*GOAL*
Each entry below is to be written out exactly, and the pictures are to be left out.

-- DATA TO PROCESS start --

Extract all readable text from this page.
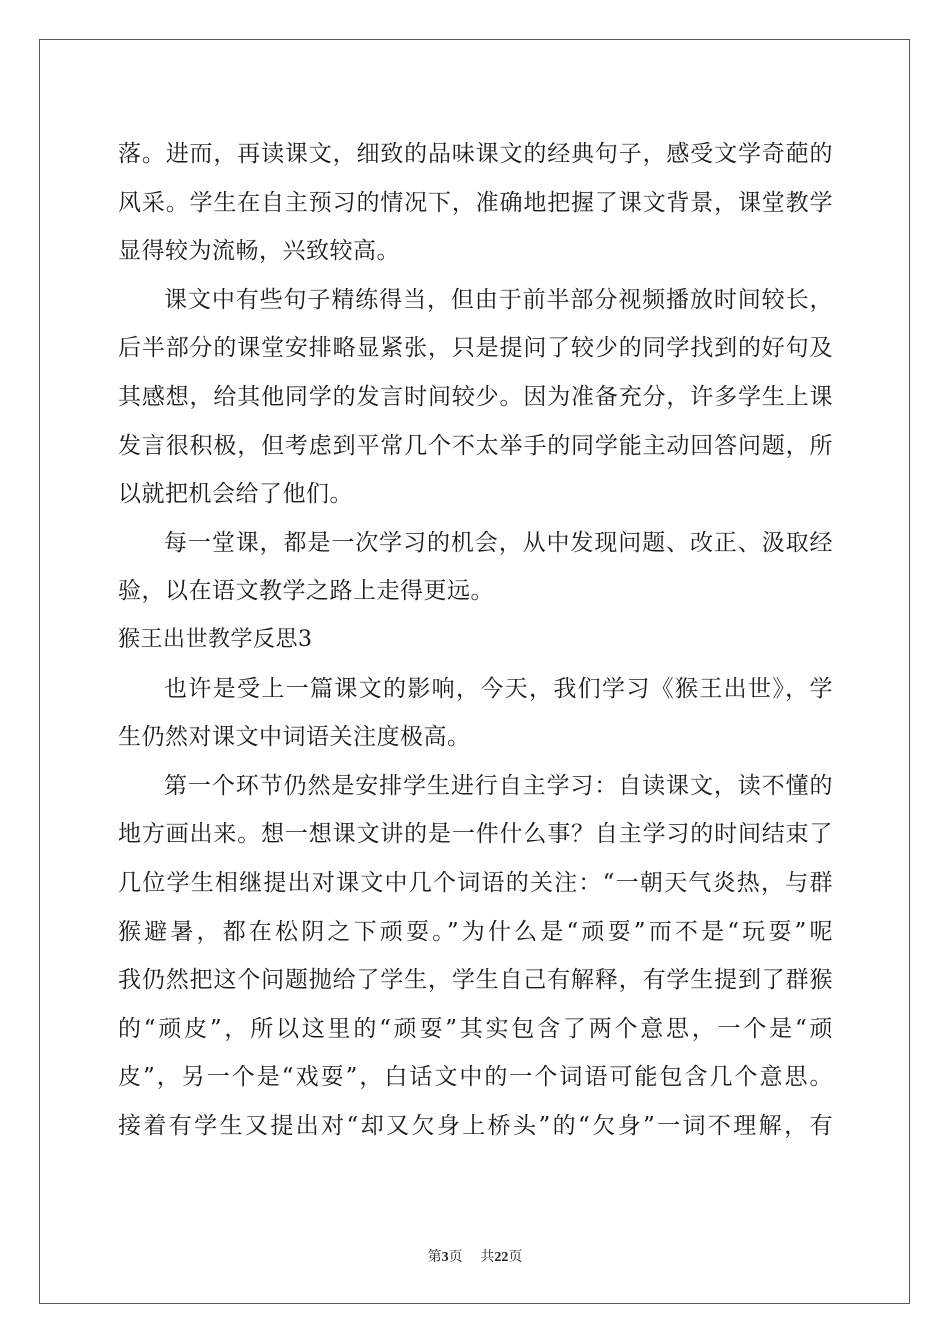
落。进而，再读课文，细致的品味课文的经典句子，感受文学奇葩的
风采。学生在自主预习的情况下，准确地把握了课文背景，课堂教学
显得较为流畅，兴致较高。
课文中有些句子精练得当，但由于前半部分视频播放时间较长，
后半部分的课堂安排略显紧张，只是提问了较少的同学找到的好句及
其感想，给其他同学的发言时间较少。因为准备充分，许多学生上课
发言很积极，但考虑到平常几个不太举手的同学能主动回答问题，所
以就把机会给了他们。
每一堂课，都是一次学习的机会，从中发现问题、改正、汲取经
验，以在语文教学之路上走得更远。
猴王出世教学反思3
也许是受上一篇课文的影响，今天，我们学习《猴王出世》，学
生仍然对课文中词语关注度极高。
第一个环节仍然是安排学生进行自主学习：自读课文，读不懂的
地方画出来。想一想课文讲的是一件什么事？自主学习的时间结束了
几位学生相继提出对课文中几个词语的关注：“一朝天气炎热，与群
猴避暑，都在松阴之下顽耍。”为什么是“顽耍”而不是“玩耍”呢
我仍然把这个问题抛给了学生，学生自己有解释，有学生提到了群猴
的“顽皮”，所以这里的“顽耍”其实包含了两个意思，一个是“顽
皮”，另一个是“戏耍”，白话文中的一个词语可能包含几个意思。
接着有学生又提出对“却又欠身上桥头”的“欠身”一词不理解，有
第3页 共22页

-- DATA TO PROCESS end --

*EXPECTED ANSWER*
Extract all readable text from this page.
落。进而，再读课文，细致的品味课文的经典句子，感受文学奇葩的
风采。学生在自主预习的情况下，准确地把握了课文背景，课堂教学
显得较为流畅，兴致较高。
课文中有些句子精练得当，但由于前半部分视频播放时间较长，
后半部分的课堂安排略显紧张，只是提问了较少的同学找到的好句及
其感想，给其他同学的发言时间较少。因为准备充分，许多学生上课
发言很积极，但考虑到平常几个不太举手的同学能主动回答问题，所
以就把机会给了他们。
每一堂课，都是一次学习的机会，从中发现问题、改正、汲取经
验，以在语文教学之路上走得更远。
猴王出世教学反思3
也许是受上一篇课文的影响，今天，我们学习《猴王出世》，学
生仍然对课文中词语关注度极高。
第一个环节仍然是安排学生进行自主学习：自读课文，读不懂的
地方画出来。想一想课文讲的是一件什么事？自主学习的时间结束了
几位学生相继提出对课文中几个词语的关注：“一朝天气炎热，与群
猴避暑，都在松阴之下顽耍。”为什么是“顽耍”而不是“玩耍”呢
我仍然把这个问题抛给了学生，学生自己有解释，有学生提到了群猴
的“顽皮”，所以这里的“顽耍”其实包含了两个意思，一个是“顽
皮”，另一个是“戏耍”，白话文中的一个词语可能包含几个意思。
接着有学生又提出对“却又欠身上桥头”的“欠身”一词不理解，有
第3页 共22页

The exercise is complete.